Data to use —
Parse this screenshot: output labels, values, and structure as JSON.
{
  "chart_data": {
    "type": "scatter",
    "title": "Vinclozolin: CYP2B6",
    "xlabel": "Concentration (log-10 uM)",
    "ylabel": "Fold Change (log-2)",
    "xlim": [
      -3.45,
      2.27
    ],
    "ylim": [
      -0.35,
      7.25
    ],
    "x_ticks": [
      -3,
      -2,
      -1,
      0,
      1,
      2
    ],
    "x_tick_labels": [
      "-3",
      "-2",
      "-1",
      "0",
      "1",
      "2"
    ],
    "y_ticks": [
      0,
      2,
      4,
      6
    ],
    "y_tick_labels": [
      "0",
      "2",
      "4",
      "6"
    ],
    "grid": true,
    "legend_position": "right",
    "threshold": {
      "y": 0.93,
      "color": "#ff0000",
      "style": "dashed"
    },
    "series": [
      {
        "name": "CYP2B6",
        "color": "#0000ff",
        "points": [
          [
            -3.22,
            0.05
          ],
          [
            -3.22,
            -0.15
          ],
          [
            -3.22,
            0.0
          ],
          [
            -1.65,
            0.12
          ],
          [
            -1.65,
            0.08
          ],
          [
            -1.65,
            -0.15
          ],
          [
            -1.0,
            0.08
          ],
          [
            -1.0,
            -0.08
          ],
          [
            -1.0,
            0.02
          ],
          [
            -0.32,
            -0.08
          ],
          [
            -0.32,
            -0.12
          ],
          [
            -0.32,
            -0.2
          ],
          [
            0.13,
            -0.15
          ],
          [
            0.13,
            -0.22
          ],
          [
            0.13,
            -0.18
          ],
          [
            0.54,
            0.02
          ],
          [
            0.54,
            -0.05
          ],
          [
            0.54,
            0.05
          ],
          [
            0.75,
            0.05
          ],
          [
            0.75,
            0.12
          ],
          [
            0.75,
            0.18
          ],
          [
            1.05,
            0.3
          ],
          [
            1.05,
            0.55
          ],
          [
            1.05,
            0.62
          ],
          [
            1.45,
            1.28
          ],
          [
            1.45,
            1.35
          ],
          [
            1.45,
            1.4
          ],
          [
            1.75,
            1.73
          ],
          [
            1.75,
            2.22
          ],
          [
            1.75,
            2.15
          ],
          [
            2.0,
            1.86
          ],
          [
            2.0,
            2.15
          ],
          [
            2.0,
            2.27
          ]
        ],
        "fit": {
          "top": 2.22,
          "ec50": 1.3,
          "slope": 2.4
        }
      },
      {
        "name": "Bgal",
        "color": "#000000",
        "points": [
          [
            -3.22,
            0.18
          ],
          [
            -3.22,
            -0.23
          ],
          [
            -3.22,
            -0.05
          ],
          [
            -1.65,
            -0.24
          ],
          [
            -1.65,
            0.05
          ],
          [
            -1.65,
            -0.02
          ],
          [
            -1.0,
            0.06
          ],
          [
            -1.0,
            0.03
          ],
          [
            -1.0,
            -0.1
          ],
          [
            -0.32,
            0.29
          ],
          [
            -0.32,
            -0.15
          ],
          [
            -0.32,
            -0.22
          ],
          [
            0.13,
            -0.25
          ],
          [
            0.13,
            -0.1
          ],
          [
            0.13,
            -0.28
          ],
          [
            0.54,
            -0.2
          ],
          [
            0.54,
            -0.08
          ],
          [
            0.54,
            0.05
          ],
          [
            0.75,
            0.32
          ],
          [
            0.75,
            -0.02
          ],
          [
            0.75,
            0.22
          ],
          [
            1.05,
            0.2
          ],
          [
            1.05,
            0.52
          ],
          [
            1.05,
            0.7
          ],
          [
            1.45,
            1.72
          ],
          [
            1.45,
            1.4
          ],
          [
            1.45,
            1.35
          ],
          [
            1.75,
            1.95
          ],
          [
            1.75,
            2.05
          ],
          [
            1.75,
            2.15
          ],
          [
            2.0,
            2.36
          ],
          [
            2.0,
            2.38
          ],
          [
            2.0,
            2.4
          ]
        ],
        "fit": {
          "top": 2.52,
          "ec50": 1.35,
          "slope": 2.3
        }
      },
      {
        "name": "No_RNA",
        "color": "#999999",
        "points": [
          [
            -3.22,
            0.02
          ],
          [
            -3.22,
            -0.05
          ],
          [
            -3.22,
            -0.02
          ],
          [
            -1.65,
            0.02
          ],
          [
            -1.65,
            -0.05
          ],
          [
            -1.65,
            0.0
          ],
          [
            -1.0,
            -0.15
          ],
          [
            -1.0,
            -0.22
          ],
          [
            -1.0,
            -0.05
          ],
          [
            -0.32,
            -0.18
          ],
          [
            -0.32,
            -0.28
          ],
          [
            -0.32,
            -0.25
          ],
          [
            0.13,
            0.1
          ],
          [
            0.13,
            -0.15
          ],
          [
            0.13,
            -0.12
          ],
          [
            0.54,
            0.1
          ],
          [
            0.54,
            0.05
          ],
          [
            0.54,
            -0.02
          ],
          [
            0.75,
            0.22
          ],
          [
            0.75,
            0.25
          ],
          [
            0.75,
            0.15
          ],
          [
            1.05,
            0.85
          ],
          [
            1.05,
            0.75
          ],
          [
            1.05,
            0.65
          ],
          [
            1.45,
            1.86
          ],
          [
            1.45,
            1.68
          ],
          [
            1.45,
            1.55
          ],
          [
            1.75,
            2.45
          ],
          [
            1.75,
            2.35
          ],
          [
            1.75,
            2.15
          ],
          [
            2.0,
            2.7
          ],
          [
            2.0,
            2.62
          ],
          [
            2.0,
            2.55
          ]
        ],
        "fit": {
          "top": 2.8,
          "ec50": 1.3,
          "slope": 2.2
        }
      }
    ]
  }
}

Written problem —
Print the material verbatim, all of it.

Output of the task —
Parse this screenshot: output labels, values, and structure as JSON.
{
  "chart_data": {
    "type": "scatter",
    "title": "Vinclozolin: CYP2B6",
    "xlabel": "Concentration (log-10 uM)",
    "ylabel": "Fold Change (log-2)",
    "xlim": [
      -3.45,
      2.27
    ],
    "ylim": [
      -0.35,
      7.25
    ],
    "x_ticks": [
      -3,
      -2,
      -1,
      0,
      1,
      2
    ],
    "x_tick_labels": [
      "-3",
      "-2",
      "-1",
      "0",
      "1",
      "2"
    ],
    "y_ticks": [
      0,
      2,
      4,
      6
    ],
    "y_tick_labels": [
      "0",
      "2",
      "4",
      "6"
    ],
    "grid": true,
    "legend_position": "right",
    "threshold": {
      "y": 0.93,
      "color": "#ff0000",
      "style": "dashed"
    },
    "series": [
      {
        "name": "CYP2B6",
        "color": "#0000ff",
        "points": [
          [
            -3.22,
            0.05
          ],
          [
            -3.22,
            -0.15
          ],
          [
            -3.22,
            0.0
          ],
          [
            -1.65,
            0.12
          ],
          [
            -1.65,
            0.08
          ],
          [
            -1.65,
            -0.15
          ],
          [
            -1.0,
            0.08
          ],
          [
            -1.0,
            -0.08
          ],
          [
            -1.0,
            0.02
          ],
          [
            -0.32,
            -0.08
          ],
          [
            -0.32,
            -0.12
          ],
          [
            -0.32,
            -0.2
          ],
          [
            0.13,
            -0.15
          ],
          [
            0.13,
            -0.22
          ],
          [
            0.13,
            -0.18
          ],
          [
            0.54,
            0.02
          ],
          [
            0.54,
            -0.05
          ],
          [
            0.54,
            0.05
          ],
          [
            0.75,
            0.05
          ],
          [
            0.75,
            0.12
          ],
          [
            0.75,
            0.18
          ],
          [
            1.05,
            0.3
          ],
          [
            1.05,
            0.55
          ],
          [
            1.05,
            0.62
          ],
          [
            1.45,
            1.28
          ],
          [
            1.45,
            1.35
          ],
          [
            1.45,
            1.4
          ],
          [
            1.75,
            1.73
          ],
          [
            1.75,
            2.22
          ],
          [
            1.75,
            2.15
          ],
          [
            2.0,
            1.86
          ],
          [
            2.0,
            2.15
          ],
          [
            2.0,
            2.27
          ]
        ],
        "fit": {
          "top": 2.22,
          "ec50": 1.3,
          "slope": 2.4
        }
      },
      {
        "name": "Bgal",
        "color": "#000000",
        "points": [
          [
            -3.22,
            0.18
          ],
          [
            -3.22,
            -0.23
          ],
          [
            -3.22,
            -0.05
          ],
          [
            -1.65,
            -0.24
          ],
          [
            -1.65,
            0.05
          ],
          [
            -1.65,
            -0.02
          ],
          [
            -1.0,
            0.06
          ],
          [
            -1.0,
            0.03
          ],
          [
            -1.0,
            -0.1
          ],
          [
            -0.32,
            0.29
          ],
          [
            -0.32,
            -0.15
          ],
          [
            -0.32,
            -0.22
          ],
          [
            0.13,
            -0.25
          ],
          [
            0.13,
            -0.1
          ],
          [
            0.13,
            -0.28
          ],
          [
            0.54,
            -0.2
          ],
          [
            0.54,
            -0.08
          ],
          [
            0.54,
            0.05
          ],
          [
            0.75,
            0.32
          ],
          [
            0.75,
            -0.02
          ],
          [
            0.75,
            0.22
          ],
          [
            1.05,
            0.2
          ],
          [
            1.05,
            0.52
          ],
          [
            1.05,
            0.7
          ],
          [
            1.45,
            1.72
          ],
          [
            1.45,
            1.4
          ],
          [
            1.45,
            1.35
          ],
          [
            1.75,
            1.95
          ],
          [
            1.75,
            2.05
          ],
          [
            1.75,
            2.15
          ],
          [
            2.0,
            2.36
          ],
          [
            2.0,
            2.38
          ],
          [
            2.0,
            2.4
          ]
        ],
        "fit": {
          "top": 2.52,
          "ec50": 1.35,
          "slope": 2.3
        }
      },
      {
        "name": "No_RNA",
        "color": "#999999",
        "points": [
          [
            -3.22,
            0.02
          ],
          [
            -3.22,
            -0.05
          ],
          [
            -3.22,
            -0.02
          ],
          [
            -1.65,
            0.02
          ],
          [
            -1.65,
            -0.05
          ],
          [
            -1.65,
            0.0
          ],
          [
            -1.0,
            -0.15
          ],
          [
            -1.0,
            -0.22
          ],
          [
            -1.0,
            -0.05
          ],
          [
            -0.32,
            -0.18
          ],
          [
            -0.32,
            -0.28
          ],
          [
            -0.32,
            -0.25
          ],
          [
            0.13,
            0.1
          ],
          [
            0.13,
            -0.15
          ],
          [
            0.13,
            -0.12
          ],
          [
            0.54,
            0.1
          ],
          [
            0.54,
            0.05
          ],
          [
            0.54,
            -0.02
          ],
          [
            0.75,
            0.22
          ],
          [
            0.75,
            0.25
          ],
          [
            0.75,
            0.15
          ],
          [
            1.05,
            0.85
          ],
          [
            1.05,
            0.75
          ],
          [
            1.05,
            0.65
          ],
          [
            1.45,
            1.86
          ],
          [
            1.45,
            1.68
          ],
          [
            1.45,
            1.55
          ],
          [
            1.75,
            2.45
          ],
          [
            1.75,
            2.35
          ],
          [
            1.75,
            2.15
          ],
          [
            2.0,
            2.7
          ],
          [
            2.0,
            2.62
          ],
          [
            2.0,
            2.55
          ]
        ],
        "fit": {
          "top": 2.8,
          "ec50": 1.3,
          "slope": 2.2
        }
      }
    ]
  }
}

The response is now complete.